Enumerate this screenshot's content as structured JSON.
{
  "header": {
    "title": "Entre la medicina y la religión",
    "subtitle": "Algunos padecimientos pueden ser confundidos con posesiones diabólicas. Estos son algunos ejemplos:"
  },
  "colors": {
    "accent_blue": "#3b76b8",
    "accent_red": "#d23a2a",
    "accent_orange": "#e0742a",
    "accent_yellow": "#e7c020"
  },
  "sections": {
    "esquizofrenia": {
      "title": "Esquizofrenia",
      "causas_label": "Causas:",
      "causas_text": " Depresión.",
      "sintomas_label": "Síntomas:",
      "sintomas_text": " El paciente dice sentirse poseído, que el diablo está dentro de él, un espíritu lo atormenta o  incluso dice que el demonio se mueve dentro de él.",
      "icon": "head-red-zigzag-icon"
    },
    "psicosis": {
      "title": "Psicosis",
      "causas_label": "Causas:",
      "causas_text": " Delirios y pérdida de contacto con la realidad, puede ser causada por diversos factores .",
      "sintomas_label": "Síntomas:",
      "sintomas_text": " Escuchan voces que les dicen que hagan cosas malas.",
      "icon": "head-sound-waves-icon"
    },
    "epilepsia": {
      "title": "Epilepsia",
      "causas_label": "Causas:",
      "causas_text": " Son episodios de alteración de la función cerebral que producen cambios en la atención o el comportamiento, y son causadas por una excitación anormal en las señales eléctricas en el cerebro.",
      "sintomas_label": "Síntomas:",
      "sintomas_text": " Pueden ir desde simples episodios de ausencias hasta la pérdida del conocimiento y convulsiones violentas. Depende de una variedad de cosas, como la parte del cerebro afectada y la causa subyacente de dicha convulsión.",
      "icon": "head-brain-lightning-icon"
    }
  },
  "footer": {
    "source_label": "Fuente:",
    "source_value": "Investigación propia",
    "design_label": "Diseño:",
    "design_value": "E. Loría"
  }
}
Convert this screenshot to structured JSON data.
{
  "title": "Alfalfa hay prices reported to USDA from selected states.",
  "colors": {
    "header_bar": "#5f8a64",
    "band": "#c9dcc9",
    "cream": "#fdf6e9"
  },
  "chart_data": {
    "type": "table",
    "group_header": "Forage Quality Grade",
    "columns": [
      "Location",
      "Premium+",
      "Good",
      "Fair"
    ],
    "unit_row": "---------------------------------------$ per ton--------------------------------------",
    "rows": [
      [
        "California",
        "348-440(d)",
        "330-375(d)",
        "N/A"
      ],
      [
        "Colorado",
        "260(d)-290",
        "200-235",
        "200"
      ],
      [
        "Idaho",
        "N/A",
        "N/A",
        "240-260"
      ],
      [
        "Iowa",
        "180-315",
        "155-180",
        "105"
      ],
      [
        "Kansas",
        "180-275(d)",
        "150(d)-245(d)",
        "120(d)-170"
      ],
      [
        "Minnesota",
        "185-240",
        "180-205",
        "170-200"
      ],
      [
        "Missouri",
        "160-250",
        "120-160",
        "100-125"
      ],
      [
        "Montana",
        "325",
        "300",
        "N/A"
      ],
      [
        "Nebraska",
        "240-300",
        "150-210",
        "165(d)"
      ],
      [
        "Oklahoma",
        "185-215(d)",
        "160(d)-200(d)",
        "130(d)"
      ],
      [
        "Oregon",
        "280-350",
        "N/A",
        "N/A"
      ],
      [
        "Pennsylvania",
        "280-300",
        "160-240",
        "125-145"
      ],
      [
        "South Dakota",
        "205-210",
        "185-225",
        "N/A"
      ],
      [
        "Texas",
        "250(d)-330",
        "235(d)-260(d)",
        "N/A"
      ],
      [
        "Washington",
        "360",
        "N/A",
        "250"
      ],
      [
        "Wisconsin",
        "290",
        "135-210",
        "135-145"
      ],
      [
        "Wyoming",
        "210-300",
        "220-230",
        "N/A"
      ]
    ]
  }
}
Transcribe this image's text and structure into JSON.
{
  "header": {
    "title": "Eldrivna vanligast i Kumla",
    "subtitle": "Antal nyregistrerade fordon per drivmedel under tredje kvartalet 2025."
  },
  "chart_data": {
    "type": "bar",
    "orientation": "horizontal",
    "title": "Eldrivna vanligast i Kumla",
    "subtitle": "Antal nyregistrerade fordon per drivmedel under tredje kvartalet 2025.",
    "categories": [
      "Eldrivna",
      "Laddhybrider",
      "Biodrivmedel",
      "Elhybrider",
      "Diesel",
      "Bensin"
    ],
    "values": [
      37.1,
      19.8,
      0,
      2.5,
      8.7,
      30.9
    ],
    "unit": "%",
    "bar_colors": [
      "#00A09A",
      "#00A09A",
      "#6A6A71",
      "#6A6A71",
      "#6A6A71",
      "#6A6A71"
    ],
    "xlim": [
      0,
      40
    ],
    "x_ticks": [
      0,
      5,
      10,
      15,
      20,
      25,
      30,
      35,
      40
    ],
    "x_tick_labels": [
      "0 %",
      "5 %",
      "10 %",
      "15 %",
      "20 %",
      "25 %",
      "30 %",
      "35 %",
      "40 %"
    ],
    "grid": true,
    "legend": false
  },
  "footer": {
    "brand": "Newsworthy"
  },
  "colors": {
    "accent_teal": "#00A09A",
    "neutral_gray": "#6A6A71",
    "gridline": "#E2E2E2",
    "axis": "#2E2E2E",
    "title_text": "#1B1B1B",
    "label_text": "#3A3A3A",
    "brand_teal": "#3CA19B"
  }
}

===============

■ **GIVEN REQUEST**
Go through the listing above and pull out each line containing the word "icon".

■ **EXERCISE OUTPUT**
      "icon": "head-red-zigzag-icon"
      "icon": "head-sound-waves-icon"
      "icon": "head-brain-lightning-icon"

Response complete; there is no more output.